→ Written request:
Reproduce the entries from the beginning up to and including the line with "Text: O: O — [169, 22, 179, 35]", substituting "coordinate boxes" for "bounding boxes" and leaving everything else unchanged.

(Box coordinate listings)
--- --- ---
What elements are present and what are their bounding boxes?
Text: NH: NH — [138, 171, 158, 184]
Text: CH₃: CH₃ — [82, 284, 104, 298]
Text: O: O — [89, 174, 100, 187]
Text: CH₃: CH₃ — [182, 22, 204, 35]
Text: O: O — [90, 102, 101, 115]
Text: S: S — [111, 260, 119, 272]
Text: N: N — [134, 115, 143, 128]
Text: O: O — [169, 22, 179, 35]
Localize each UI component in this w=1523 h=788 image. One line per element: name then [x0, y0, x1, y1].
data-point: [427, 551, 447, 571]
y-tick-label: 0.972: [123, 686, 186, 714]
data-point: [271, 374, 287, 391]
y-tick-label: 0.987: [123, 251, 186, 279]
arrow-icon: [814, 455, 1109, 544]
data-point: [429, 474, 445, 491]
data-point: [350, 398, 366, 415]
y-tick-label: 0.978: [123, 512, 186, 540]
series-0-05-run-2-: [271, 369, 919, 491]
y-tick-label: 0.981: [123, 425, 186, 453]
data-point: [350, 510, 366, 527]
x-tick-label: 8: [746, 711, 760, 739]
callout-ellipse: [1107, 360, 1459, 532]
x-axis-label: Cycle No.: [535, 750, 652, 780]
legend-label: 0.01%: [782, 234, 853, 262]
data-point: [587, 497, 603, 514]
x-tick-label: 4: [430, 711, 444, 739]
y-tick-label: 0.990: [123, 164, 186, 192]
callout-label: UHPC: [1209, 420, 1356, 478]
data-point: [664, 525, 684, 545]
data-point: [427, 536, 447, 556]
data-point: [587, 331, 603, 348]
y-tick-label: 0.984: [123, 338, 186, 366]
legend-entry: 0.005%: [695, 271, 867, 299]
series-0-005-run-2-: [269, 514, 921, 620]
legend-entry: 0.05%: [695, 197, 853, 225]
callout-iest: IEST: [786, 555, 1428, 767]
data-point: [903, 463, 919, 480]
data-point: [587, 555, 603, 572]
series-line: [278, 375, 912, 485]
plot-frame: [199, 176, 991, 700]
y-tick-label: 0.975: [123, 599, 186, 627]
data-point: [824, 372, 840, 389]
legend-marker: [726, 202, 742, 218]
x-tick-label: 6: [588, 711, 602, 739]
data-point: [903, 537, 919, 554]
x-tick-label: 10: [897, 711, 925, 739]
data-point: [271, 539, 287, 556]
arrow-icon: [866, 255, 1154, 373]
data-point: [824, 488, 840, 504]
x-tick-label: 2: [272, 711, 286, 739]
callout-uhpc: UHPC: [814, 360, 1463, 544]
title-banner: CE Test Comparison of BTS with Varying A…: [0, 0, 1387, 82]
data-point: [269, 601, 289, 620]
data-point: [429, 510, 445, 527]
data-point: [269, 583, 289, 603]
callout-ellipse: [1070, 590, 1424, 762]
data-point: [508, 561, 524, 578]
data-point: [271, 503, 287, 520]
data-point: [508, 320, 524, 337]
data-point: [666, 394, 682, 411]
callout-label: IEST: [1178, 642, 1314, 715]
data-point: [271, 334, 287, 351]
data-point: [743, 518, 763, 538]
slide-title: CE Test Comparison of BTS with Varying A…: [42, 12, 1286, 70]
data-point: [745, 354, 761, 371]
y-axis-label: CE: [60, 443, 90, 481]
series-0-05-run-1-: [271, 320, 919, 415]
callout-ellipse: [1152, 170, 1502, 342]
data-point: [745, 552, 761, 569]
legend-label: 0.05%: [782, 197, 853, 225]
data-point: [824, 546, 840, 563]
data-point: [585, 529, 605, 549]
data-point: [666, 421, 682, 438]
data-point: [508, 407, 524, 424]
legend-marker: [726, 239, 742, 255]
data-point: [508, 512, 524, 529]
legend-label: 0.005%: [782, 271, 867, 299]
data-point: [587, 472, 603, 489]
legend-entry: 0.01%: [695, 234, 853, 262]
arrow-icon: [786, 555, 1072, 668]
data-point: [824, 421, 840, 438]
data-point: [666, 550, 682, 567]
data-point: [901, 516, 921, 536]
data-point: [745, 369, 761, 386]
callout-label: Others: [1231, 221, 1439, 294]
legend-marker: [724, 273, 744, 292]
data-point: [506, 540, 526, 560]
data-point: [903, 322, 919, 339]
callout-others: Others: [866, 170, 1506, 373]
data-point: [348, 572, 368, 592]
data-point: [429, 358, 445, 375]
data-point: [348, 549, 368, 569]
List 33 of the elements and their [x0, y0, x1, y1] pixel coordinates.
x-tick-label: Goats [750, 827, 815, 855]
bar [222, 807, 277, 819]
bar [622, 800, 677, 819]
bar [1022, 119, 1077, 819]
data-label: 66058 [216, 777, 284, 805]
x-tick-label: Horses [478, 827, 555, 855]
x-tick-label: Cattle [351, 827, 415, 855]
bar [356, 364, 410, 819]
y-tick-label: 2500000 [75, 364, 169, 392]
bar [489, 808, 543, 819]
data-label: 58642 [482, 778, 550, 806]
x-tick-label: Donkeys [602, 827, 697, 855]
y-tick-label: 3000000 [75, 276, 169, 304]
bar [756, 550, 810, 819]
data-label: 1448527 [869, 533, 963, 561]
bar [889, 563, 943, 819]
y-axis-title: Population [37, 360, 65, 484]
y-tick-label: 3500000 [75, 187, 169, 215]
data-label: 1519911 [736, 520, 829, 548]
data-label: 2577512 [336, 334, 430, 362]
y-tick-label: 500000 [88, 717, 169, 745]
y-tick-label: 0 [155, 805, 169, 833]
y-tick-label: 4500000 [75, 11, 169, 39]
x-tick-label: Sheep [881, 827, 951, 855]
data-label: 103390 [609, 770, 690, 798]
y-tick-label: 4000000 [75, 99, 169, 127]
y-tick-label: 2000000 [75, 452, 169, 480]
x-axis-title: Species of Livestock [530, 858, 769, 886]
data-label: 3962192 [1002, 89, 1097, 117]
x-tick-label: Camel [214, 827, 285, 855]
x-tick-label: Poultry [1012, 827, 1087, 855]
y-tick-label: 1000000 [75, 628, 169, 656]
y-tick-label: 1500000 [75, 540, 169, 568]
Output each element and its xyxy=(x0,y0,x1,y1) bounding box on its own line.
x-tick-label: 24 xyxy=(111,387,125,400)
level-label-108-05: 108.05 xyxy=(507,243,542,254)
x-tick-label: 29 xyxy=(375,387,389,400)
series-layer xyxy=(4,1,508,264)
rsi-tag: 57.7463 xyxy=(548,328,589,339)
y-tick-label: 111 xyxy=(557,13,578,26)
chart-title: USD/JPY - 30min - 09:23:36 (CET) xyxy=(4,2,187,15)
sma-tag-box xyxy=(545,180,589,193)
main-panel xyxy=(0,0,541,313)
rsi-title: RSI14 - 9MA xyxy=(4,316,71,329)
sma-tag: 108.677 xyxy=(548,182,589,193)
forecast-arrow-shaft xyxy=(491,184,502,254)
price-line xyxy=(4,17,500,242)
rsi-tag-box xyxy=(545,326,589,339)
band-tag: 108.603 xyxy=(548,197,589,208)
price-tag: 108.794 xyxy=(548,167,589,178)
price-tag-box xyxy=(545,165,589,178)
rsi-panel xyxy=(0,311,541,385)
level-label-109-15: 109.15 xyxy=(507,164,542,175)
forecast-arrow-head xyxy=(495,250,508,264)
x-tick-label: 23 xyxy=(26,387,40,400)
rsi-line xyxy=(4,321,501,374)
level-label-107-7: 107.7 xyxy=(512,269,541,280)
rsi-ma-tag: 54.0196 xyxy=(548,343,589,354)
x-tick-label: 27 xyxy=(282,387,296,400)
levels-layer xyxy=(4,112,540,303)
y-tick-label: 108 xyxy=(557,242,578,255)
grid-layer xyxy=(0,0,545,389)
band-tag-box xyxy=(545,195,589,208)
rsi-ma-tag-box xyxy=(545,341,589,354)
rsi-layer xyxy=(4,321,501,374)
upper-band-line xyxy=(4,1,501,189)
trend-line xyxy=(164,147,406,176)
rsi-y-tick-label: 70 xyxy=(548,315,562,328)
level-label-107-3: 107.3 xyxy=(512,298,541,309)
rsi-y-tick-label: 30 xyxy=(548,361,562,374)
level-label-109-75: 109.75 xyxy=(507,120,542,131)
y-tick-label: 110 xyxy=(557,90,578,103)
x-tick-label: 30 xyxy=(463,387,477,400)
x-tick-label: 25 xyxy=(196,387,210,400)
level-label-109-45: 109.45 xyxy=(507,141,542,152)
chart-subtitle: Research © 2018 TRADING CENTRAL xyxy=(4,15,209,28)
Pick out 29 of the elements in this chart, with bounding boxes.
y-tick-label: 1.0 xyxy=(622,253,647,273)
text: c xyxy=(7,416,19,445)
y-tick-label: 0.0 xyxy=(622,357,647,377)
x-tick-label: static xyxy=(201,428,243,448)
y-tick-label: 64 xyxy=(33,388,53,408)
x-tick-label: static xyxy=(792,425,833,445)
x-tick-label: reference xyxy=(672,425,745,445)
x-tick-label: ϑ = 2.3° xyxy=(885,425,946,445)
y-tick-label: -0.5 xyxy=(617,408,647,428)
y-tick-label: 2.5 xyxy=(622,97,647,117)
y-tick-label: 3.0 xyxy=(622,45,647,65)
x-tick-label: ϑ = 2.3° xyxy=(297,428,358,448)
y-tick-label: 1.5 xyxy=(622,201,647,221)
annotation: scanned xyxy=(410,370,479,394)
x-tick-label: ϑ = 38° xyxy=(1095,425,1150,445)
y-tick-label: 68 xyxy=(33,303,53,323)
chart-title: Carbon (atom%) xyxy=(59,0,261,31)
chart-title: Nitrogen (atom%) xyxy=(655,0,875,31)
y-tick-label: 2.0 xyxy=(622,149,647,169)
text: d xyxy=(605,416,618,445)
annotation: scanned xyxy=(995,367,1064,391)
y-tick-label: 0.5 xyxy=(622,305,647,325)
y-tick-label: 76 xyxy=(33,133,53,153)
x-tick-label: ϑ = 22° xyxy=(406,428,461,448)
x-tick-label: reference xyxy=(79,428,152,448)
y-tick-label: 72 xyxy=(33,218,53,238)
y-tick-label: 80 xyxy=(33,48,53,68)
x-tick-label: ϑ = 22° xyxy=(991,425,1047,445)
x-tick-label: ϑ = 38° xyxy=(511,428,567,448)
--- --- ---
→ Solution:
What elements are present and what are their coordinate boxes?
Text: NH: NH — [138, 171, 158, 184]
Text: CH₃: CH₃ — [82, 284, 104, 298]
Text: O: O — [89, 174, 100, 187]
Text: CH₃: CH₃ — [182, 22, 204, 35]
Text: O: O — [90, 102, 101, 115]
Text: S: S — [111, 260, 119, 272]
Text: N: N — [134, 115, 143, 128]
Text: O: O — [169, 22, 179, 35]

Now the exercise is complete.